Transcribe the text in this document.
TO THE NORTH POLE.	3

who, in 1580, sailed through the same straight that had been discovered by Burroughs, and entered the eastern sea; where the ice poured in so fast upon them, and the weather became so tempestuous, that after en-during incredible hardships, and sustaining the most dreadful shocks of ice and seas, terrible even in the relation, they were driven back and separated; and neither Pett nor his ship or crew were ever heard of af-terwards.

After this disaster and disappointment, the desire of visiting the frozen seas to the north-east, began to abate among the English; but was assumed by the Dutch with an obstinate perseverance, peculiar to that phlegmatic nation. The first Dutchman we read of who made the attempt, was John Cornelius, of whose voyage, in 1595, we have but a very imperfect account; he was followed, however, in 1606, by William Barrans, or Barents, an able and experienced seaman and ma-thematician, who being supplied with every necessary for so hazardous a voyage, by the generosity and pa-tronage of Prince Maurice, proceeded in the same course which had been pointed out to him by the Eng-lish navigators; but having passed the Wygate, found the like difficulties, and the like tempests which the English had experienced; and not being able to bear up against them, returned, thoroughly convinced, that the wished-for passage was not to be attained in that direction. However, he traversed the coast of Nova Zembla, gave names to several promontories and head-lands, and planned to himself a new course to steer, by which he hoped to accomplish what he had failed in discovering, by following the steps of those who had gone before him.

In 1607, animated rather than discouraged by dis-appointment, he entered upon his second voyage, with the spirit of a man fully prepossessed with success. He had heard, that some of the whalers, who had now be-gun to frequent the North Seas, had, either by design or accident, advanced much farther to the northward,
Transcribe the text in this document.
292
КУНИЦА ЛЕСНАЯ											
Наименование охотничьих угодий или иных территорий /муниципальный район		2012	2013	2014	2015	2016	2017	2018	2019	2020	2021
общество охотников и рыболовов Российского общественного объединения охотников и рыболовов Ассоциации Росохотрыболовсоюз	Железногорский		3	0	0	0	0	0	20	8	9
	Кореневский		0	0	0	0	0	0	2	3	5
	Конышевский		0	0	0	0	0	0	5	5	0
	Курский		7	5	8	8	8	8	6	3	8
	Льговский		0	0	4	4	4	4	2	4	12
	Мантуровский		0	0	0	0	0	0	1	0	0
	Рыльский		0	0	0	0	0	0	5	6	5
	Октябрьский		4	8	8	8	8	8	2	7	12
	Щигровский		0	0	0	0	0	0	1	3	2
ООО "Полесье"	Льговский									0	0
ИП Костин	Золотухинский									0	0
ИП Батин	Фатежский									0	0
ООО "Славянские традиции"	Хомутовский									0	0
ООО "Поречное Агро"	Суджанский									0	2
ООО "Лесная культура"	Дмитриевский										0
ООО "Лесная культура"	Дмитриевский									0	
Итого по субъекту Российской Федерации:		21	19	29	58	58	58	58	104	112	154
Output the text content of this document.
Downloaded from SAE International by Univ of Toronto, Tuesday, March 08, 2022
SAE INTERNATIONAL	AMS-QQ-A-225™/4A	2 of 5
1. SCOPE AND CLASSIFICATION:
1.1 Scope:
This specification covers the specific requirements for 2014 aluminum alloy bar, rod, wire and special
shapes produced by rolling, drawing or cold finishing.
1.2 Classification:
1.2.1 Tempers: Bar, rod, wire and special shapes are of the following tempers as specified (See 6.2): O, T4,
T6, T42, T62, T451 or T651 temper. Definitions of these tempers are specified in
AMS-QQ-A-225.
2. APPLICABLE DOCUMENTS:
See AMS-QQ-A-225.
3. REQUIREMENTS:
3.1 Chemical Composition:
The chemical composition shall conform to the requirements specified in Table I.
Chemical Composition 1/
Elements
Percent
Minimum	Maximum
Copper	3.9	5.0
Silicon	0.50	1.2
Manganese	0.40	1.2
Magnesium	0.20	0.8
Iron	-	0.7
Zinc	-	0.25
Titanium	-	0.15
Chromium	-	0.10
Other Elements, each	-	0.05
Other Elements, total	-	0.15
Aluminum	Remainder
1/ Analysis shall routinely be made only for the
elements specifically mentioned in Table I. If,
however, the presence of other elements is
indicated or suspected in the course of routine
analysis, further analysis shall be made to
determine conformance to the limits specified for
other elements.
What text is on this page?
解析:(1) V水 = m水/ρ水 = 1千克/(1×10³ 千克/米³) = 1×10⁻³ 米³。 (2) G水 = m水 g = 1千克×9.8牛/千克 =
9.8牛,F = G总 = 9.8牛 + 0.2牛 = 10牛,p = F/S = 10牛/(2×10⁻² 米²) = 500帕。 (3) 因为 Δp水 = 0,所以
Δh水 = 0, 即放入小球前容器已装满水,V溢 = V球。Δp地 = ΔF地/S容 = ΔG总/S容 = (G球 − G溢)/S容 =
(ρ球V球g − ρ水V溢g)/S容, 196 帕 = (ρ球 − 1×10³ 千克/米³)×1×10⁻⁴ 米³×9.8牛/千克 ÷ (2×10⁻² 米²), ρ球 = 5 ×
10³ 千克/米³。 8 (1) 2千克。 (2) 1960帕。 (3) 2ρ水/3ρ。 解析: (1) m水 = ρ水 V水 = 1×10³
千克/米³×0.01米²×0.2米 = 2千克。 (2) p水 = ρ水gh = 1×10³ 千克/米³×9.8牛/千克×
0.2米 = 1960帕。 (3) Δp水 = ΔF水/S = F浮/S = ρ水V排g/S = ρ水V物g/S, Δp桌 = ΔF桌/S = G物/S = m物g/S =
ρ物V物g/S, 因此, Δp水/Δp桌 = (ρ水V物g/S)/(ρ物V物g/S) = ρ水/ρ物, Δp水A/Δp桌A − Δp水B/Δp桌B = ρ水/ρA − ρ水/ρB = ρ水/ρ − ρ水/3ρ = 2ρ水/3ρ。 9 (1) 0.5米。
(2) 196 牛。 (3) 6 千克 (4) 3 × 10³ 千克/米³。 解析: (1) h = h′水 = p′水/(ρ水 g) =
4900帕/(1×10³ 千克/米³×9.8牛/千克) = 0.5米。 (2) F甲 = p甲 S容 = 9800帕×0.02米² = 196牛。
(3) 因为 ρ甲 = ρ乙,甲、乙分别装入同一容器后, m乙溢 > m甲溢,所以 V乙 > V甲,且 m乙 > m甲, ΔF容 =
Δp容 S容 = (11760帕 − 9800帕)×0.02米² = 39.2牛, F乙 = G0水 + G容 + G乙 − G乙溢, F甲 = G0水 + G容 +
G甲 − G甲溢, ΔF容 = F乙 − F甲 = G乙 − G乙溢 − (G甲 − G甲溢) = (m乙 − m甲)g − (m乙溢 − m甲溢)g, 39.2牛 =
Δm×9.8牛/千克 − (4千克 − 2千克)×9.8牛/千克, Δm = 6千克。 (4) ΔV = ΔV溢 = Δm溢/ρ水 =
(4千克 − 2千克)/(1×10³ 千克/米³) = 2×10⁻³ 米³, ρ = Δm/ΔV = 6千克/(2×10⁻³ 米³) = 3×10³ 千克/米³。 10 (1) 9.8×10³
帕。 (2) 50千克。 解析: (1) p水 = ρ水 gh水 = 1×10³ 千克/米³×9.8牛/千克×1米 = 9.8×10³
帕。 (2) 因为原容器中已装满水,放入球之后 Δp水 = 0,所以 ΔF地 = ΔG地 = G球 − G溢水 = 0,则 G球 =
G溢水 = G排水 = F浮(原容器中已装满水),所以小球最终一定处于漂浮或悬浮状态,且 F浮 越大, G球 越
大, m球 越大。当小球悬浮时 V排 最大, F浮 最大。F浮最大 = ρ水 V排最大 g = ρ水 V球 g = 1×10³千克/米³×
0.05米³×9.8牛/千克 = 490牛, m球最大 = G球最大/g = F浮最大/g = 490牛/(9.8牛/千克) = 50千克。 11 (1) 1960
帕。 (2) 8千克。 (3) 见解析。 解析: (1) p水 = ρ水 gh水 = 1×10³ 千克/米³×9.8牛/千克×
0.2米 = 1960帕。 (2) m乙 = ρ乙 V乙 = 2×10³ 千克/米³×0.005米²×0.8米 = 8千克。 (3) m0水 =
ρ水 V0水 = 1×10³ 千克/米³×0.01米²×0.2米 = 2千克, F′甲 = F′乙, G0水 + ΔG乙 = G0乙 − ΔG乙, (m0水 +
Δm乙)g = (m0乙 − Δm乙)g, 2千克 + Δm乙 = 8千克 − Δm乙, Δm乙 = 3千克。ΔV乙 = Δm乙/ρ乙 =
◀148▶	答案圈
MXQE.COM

What you have to do: Give back exactly the lines that run from the line with "What text is on this page?" through the close of the material, counting both ends, and nothing more.

Task solution:
What text is on this page?
解析:(1) V水 = m水/ρ水 = 1千克/(1×10³ 千克/米³) = 1×10⁻³ 米³。 (2) G水 = m水 g = 1千克×9.8牛/千克 =
9.8牛,F = G总 = 9.8牛 + 0.2牛 = 10牛,p = F/S = 10牛/(2×10⁻² 米²) = 500帕。 (3) 因为 Δp水 = 0,所以
Δh水 = 0, 即放入小球前容器已装满水,V溢 = V球。Δp地 = ΔF地/S容 = ΔG总/S容 = (G球 − G溢)/S容 =
(ρ球V球g − ρ水V溢g)/S容, 196 帕 = (ρ球 − 1×10³ 千克/米³)×1×10⁻⁴ 米³×9.8牛/千克 ÷ (2×10⁻² 米²), ρ球 = 5 ×
10³ 千克/米³。 8 (1) 2千克。 (2) 1960帕。 (3) 2ρ水/3ρ。 解析: (1) m水 = ρ水 V水 = 1×10³
千克/米³×0.01米²×0.2米 = 2千克。 (2) p水 = ρ水gh = 1×10³ 千克/米³×9.8牛/千克×
0.2米 = 1960帕。 (3) Δp水 = ΔF水/S = F浮/S = ρ水V排g/S = ρ水V物g/S, Δp桌 = ΔF桌/S = G物/S = m物g/S =
ρ物V物g/S, 因此, Δp水/Δp桌 = (ρ水V物g/S)/(ρ物V物g/S) = ρ水/ρ物, Δp水A/Δp桌A − Δp水B/Δp桌B = ρ水/ρA − ρ水/ρB = ρ水/ρ − ρ水/3ρ = 2ρ水/3ρ。 9 (1) 0.5米。
(2) 196 牛。 (3) 6 千克 (4) 3 × 10³ 千克/米³。 解析: (1) h = h′水 = p′水/(ρ水 g) =
4900帕/(1×10³ 千克/米³×9.8牛/千克) = 0.5米。 (2) F甲 = p甲 S容 = 9800帕×0.02米² = 196牛。
(3) 因为 ρ甲 = ρ乙,甲、乙分别装入同一容器后, m乙溢 > m甲溢,所以 V乙 > V甲,且 m乙 > m甲, ΔF容 =
Δp容 S容 = (11760帕 − 9800帕)×0.02米² = 39.2牛, F乙 = G0水 + G容 + G乙 − G乙溢, F甲 = G0水 + G容 +
G甲 − G甲溢, ΔF容 = F乙 − F甲 = G乙 − G乙溢 − (G甲 − G甲溢) = (m乙 − m甲)g − (m乙溢 − m甲溢)g, 39.2牛 =
Δm×9.8牛/千克 − (4千克 − 2千克)×9.8牛/千克, Δm = 6千克。 (4) ΔV = ΔV溢 = Δm溢/ρ水 =
(4千克 − 2千克)/(1×10³ 千克/米³) = 2×10⁻³ 米³, ρ = Δm/ΔV = 6千克/(2×10⁻³ 米³) = 3×10³ 千克/米³。 10 (1) 9.8×10³
帕。 (2) 50千克。 解析: (1) p水 = ρ水 gh水 = 1×10³ 千克/米³×9.8牛/千克×1米 = 9.8×10³
帕。 (2) 因为原容器中已装满水,放入球之后 Δp水 = 0,所以 ΔF地 = ΔG地 = G球 − G溢水 = 0,则 G球 =
G溢水 = G排水 = F浮(原容器中已装满水),所以小球最终一定处于漂浮或悬浮状态,且 F浮 越大, G球 越
大, m球 越大。当小球悬浮时 V排 最大, F浮 最大。F浮最大 = ρ水 V排最大 g = ρ水 V球 g = 1×10³千克/米³×
0.05米³×9.8牛/千克 = 490牛, m球最大 = G球最大/g = F浮最大/g = 490牛/(9.8牛/千克) = 50千克。 11 (1) 1960
帕。 (2) 8千克。 (3) 见解析。 解析: (1) p水 = ρ水 gh水 = 1×10³ 千克/米³×9.8牛/千克×
0.2米 = 1960帕。 (2) m乙 = ρ乙 V乙 = 2×10³ 千克/米³×0.005米²×0.8米 = 8千克。 (3) m0水 =
ρ水 V0水 = 1×10³ 千克/米³×0.01米²×0.2米 = 2千克, F′甲 = F′乙, G0水 + ΔG乙 = G0乙 − ΔG乙, (m0水 +
Δm乙)g = (m0乙 − Δm乙)g, 2千克 + Δm乙 = 8千克 − Δm乙, Δm乙 = 3千克。ΔV乙 = Δm乙/ρ乙 =
◀148▶	答案圈
MXQE.COM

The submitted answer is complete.